### Task
Collect every line of the records below that contains the word "даже".

+ + + + +

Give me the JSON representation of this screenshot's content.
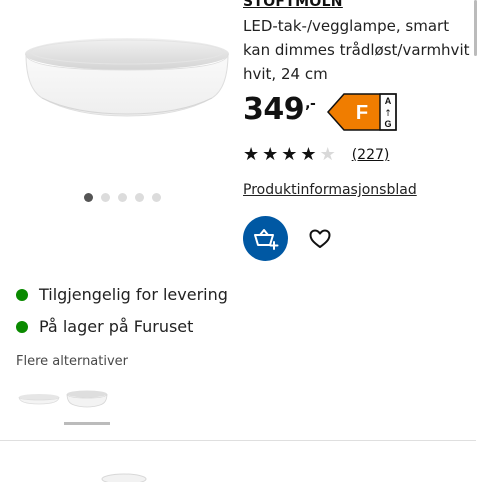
{
  "product": {
    "name": "STOFTMOLN",
    "description": "LED-tak-/vegglampe, smart kan dimmes trådløst/varmhvit hvit, 24 cm",
    "price": "349",
    "price_suffix": ",-",
    "energy_class": {
      "grade": "F",
      "scale_top": "A",
      "scale_arrow": "↑",
      "scale_bottom": "G",
      "color": "#f07d00"
    },
    "rating": {
      "stars": 4,
      "max": 5,
      "reviews": "(227)"
    },
    "datasheet_link": "Produktinformasjonsblad"
  },
  "gallery": {
    "image_count": 5,
    "active_index": 0
  },
  "actions": {
    "add_to_cart_icon": "cart-plus-icon",
    "favorite_icon": "heart-icon",
    "primary_color": "#0058a3"
  },
  "availability": [
    {
      "text": "Tilgjengelig for levering",
      "status_color": "#0a8a00"
    },
    {
      "text": "På lager på Furuset",
      "status_color": "#0a8a00"
    }
  ],
  "alternatives": {
    "title": "Flere alternativer",
    "items": [
      "thumb-flat",
      "thumb-rounded"
    ],
    "selected_index": 1
  }
}
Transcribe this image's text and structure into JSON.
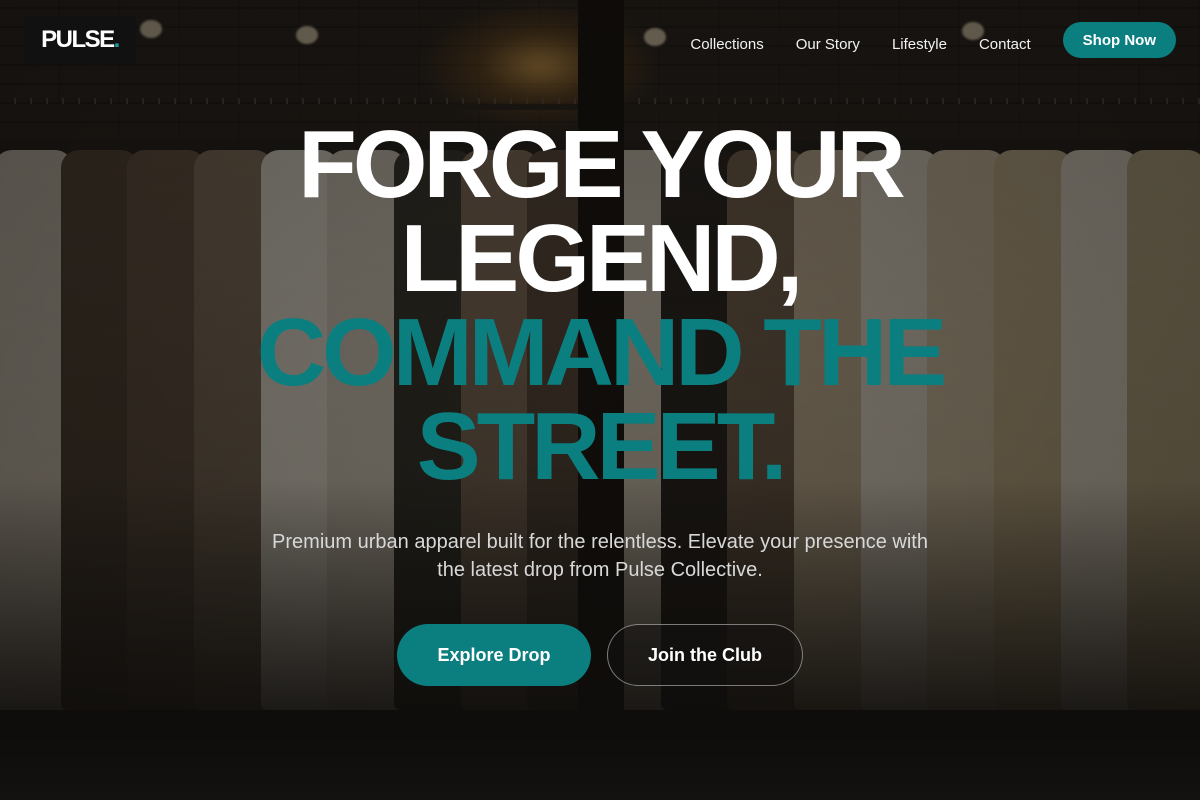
{
  "header": {
    "logo_text": "PULSE",
    "logo_dot": ".",
    "nav": [
      {
        "label": "Collections"
      },
      {
        "label": "Our Story"
      },
      {
        "label": "Lifestyle"
      },
      {
        "label": "Contact"
      }
    ],
    "cta_label": "Shop Now"
  },
  "hero": {
    "line1": "FORGE YOUR",
    "line2": "LEGEND,",
    "line3": "COMMAND THE",
    "line4": "STREET.",
    "subtitle": "Premium urban apparel built for the relentless. Elevate your presence with the latest drop from Pulse Collective.",
    "primary_cta": "Explore Drop",
    "secondary_cta": "Join the Club"
  },
  "colors": {
    "accent": "#0b7f80",
    "heading": "#ffffff",
    "logo_bg": "#111111"
  },
  "icons": {
    "background": "clothing-rack-photo"
  }
}
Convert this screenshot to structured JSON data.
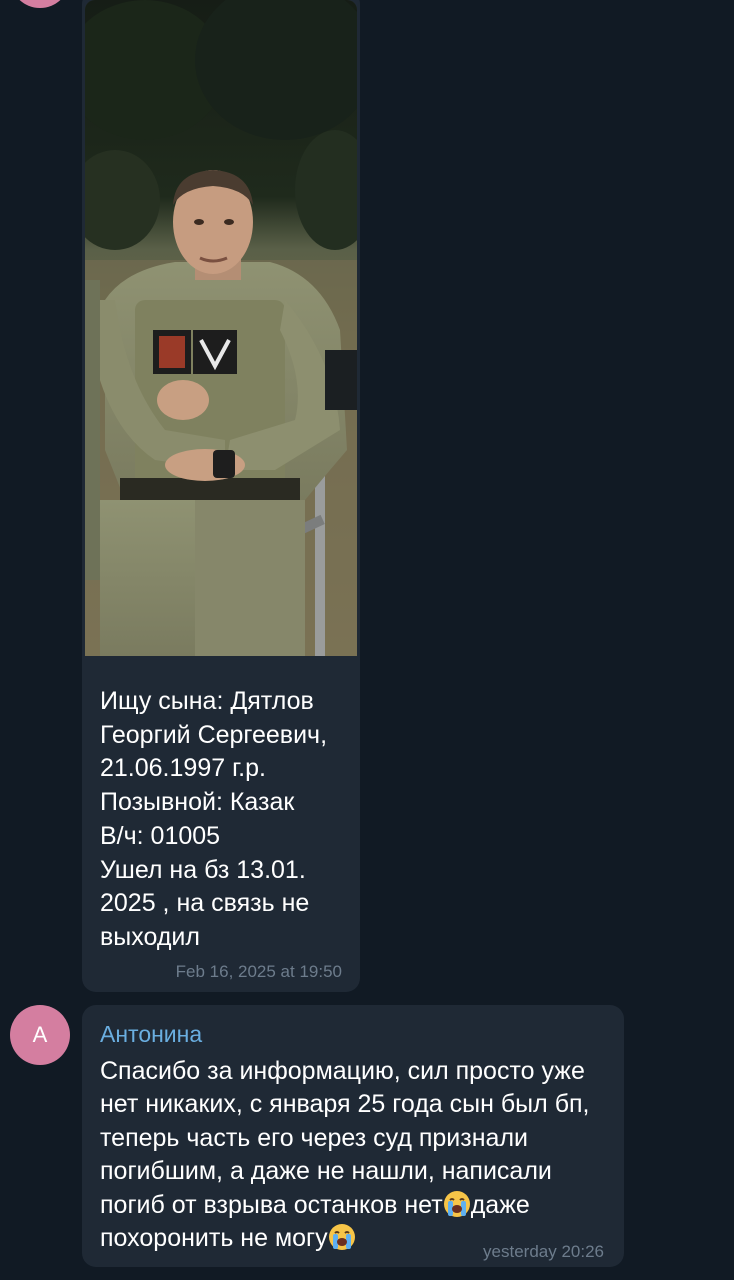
{
  "chat": {
    "top_avatar": {
      "initial": ""
    },
    "photo_message": {
      "text": "Ищу сына: Дятлов\nГеоргий Сергеевич,\n21.06.1997 г.р.\nПозывной: Казак\nВ/ч: 01005\nУшел на бз 13.01.\n2025 , на связь не\nвыходил",
      "timestamp": "Feb 16, 2025 at 19:50",
      "photo_description": "soldier-photo"
    },
    "reply_message": {
      "avatar_initial": "А",
      "sender": "Антонина",
      "text_part1": "Спасибо за информацию, сил просто уже нет никаких, с января 25 года сын был бп, теперь часть его через суд признали погибшим, а даже не нашли, написали погиб от взрыва останков нет",
      "text_part2": "даже похоронить не могу",
      "emoji_name": "loudly-crying-face",
      "timestamp": "yesterday 20:26"
    }
  },
  "colors": {
    "background": "#111a24",
    "bubble": "#1f2935",
    "sender_name": "#6aaee0",
    "timestamp": "#6d7c8c",
    "avatar": "#d47ea0"
  }
}
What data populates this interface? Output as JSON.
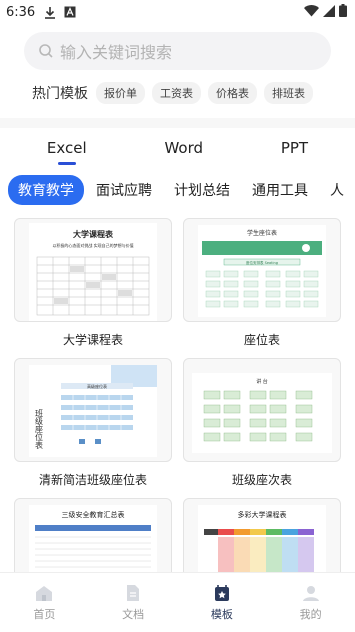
{
  "status": {
    "time": "6:36"
  },
  "search": {
    "placeholder": "输入关键词搜索"
  },
  "hot": {
    "label": "热门模板",
    "tags": [
      "报价单",
      "工资表",
      "价格表",
      "排班表"
    ]
  },
  "format_tabs": [
    "Excel",
    "Word",
    "PPT"
  ],
  "categories": [
    "教育教学",
    "面试应聘",
    "计划总结",
    "通用工具",
    "人"
  ],
  "cards": [
    {
      "title": "大学课程表",
      "thumb_title": "大学课程表",
      "thumb_sub": "以积极的心态面对挑战 实现自己的梦想与价值"
    },
    {
      "title": "座位表",
      "thumb_title": "学生座位表",
      "thumb_sub": "座位安排表 Seating"
    },
    {
      "title": "清新简洁班级座位表",
      "thumb_title": "班级座位表",
      "thumb_sub": "高级座位表"
    },
    {
      "title": "班级座次表",
      "thumb_title": "讲 台",
      "thumb_sub": ""
    },
    {
      "title": "三级安全教育汇总表",
      "thumb_title": "三级安全教育汇总表",
      "thumb_sub": ""
    },
    {
      "title": "多彩大学课程表",
      "thumb_title": "多彩大学课程表",
      "thumb_sub": ""
    }
  ],
  "nav": [
    {
      "label": "首页",
      "icon": "home-icon"
    },
    {
      "label": "文档",
      "icon": "document-icon"
    },
    {
      "label": "模板",
      "icon": "template-icon"
    },
    {
      "label": "我的",
      "icon": "profile-icon"
    }
  ],
  "colors": {
    "accent": "#2b6cf0",
    "tab_underline": "#2a4fd6",
    "nav_active": "#2b3a5c"
  }
}
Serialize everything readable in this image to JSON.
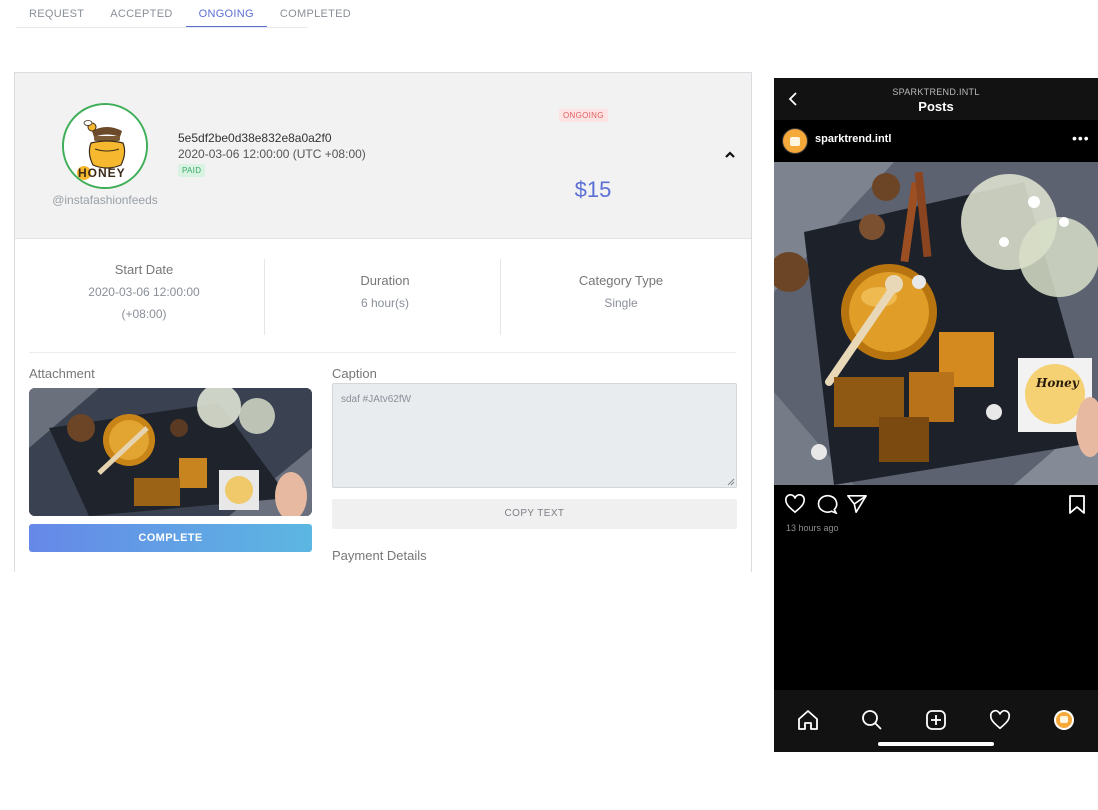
{
  "tabs": [
    {
      "label": "REQUEST"
    },
    {
      "label": "ACCEPTED"
    },
    {
      "label": "ONGOING"
    },
    {
      "label": "COMPLETED"
    }
  ],
  "order": {
    "handle": "@instafashionfeeds",
    "logo_text": "HONEY",
    "id": "5e5df2be0d38e832e8a0a2f0",
    "date": "2020-03-06 12:00:00 (UTC +08:00)",
    "payment_badge": "PAID",
    "status_badge": "ONGOING",
    "price": "$15",
    "accent_color": "#5b6fd6"
  },
  "stats": {
    "start_date_title": "Start Date",
    "start_date_value": "2020-03-06 12:00:00",
    "start_date_tz": "(+08:00)",
    "duration_title": "Duration",
    "duration_value": "6 hour(s)",
    "category_title": "Category Type",
    "category_value": "Single"
  },
  "attachment": {
    "label": "Attachment",
    "complete_button": "COMPLETE"
  },
  "caption": {
    "label": "Caption",
    "text": "sdaf #JAtv62fW",
    "copy_button": "COPY TEXT"
  },
  "payment": {
    "label": "Payment Details"
  },
  "phone": {
    "account": "SPARKTREND.INTL",
    "title": "Posts",
    "username": "sparktrend.intl",
    "more_icon": "•••",
    "post_overlay_text": "Honey",
    "time_ago": "13 hours ago"
  }
}
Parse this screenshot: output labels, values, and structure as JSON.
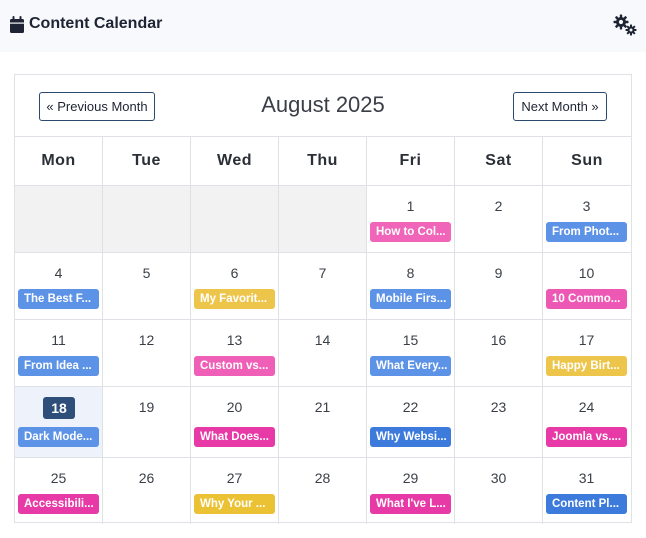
{
  "header": {
    "title": "Content Calendar",
    "icon": "calendar-icon",
    "settings_icon": "cogs-icon"
  },
  "calendar": {
    "prev_label": "« Previous Month",
    "next_label": "Next Month »",
    "month_label": "August 2025",
    "weekdays": [
      "Mon",
      "Tue",
      "Wed",
      "Thu",
      "Fri",
      "Sat",
      "Sun"
    ],
    "colors": {
      "blue": "#5b8fe3",
      "pink": "#ef5fb8",
      "yellow": "#eec54b",
      "magenta": "#e73aa6",
      "blue_dark": "#3c7bdc"
    },
    "weeks": [
      [
        {
          "empty": true
        },
        {
          "empty": true
        },
        {
          "empty": true
        },
        {
          "empty": true
        },
        {
          "day": "1",
          "event": "How to Col...",
          "color": "#f065b9"
        },
        {
          "day": "2"
        },
        {
          "day": "3",
          "event": "From Phot...",
          "color": "#5d93e6"
        }
      ],
      [
        {
          "day": "4",
          "event": "The Best F...",
          "color": "#5d93e6"
        },
        {
          "day": "5"
        },
        {
          "day": "6",
          "event": "My Favorit...",
          "color": "#eec54b"
        },
        {
          "day": "7"
        },
        {
          "day": "8",
          "event": "Mobile Firs...",
          "color": "#5d93e6"
        },
        {
          "day": "9"
        },
        {
          "day": "10",
          "event": "10 Commo...",
          "color": "#ee58b5"
        }
      ],
      [
        {
          "day": "11",
          "event": "From Idea ...",
          "color": "#5d93e6"
        },
        {
          "day": "12"
        },
        {
          "day": "13",
          "event": "Custom vs...",
          "color": "#ef5fb8"
        },
        {
          "day": "14"
        },
        {
          "day": "15",
          "event": "What Every...",
          "color": "#5d93e6"
        },
        {
          "day": "16"
        },
        {
          "day": "17",
          "event": "Happy Birt...",
          "color": "#eec54b"
        }
      ],
      [
        {
          "day": "18",
          "event": "Dark Mode...",
          "color": "#5d93e6",
          "today": true
        },
        {
          "day": "19"
        },
        {
          "day": "20",
          "event": "What Does...",
          "color": "#e73aa6"
        },
        {
          "day": "21"
        },
        {
          "day": "22",
          "event": "Why Websi...",
          "color": "#3c7bdc"
        },
        {
          "day": "23"
        },
        {
          "day": "24",
          "event": "Joomla vs....",
          "color": "#e73aa6"
        }
      ],
      [
        {
          "day": "25",
          "event": "Accessibili...",
          "color": "#e73aa6"
        },
        {
          "day": "26"
        },
        {
          "day": "27",
          "event": "Why Your ...",
          "color": "#ecc235"
        },
        {
          "day": "28"
        },
        {
          "day": "29",
          "event": "What I've L...",
          "color": "#e73aa6"
        },
        {
          "day": "30"
        },
        {
          "day": "31",
          "event": "Content Pl...",
          "color": "#3c7bdc"
        }
      ]
    ]
  }
}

+ + + + +

### Complete output
      "text_part1": "Спасибо за информацию, сил просто уже нет никаких, с января 25 года сын был бп, теперь часть его через суд признали погибшим, а даже не нашли, написали погиб от взрыва останков нет",
      "text_part2": "даже похоронить не могу",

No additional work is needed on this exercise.